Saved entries
— Begin —

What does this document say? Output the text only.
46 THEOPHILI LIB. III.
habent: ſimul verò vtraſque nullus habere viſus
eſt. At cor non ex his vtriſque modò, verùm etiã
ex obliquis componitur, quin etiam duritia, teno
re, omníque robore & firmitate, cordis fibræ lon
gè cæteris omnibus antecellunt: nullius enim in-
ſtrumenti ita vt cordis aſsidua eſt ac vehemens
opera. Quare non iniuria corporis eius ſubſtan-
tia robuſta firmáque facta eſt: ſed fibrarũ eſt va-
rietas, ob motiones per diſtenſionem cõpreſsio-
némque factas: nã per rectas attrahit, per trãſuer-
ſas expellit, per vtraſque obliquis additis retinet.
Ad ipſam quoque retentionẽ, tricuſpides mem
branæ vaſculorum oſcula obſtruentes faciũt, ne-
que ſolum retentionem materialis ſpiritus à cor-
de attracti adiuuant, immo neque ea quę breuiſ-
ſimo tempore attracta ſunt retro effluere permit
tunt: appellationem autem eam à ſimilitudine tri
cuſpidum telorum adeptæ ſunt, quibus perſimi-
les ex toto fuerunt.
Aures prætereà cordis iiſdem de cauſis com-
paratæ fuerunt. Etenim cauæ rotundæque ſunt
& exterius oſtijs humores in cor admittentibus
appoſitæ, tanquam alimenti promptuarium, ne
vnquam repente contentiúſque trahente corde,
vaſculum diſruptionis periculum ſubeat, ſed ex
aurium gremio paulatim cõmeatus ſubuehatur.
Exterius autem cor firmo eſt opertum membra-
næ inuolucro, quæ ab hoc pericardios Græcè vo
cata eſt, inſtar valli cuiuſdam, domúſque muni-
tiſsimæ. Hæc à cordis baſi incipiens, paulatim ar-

— End —

### Objective
Lines that hold "fuerunt" are the ones to copy; find all of them.

### Answer in full
les ex toto fuerunt.
paratæ fuerunt. Etenim cauæ rotundæque ſunt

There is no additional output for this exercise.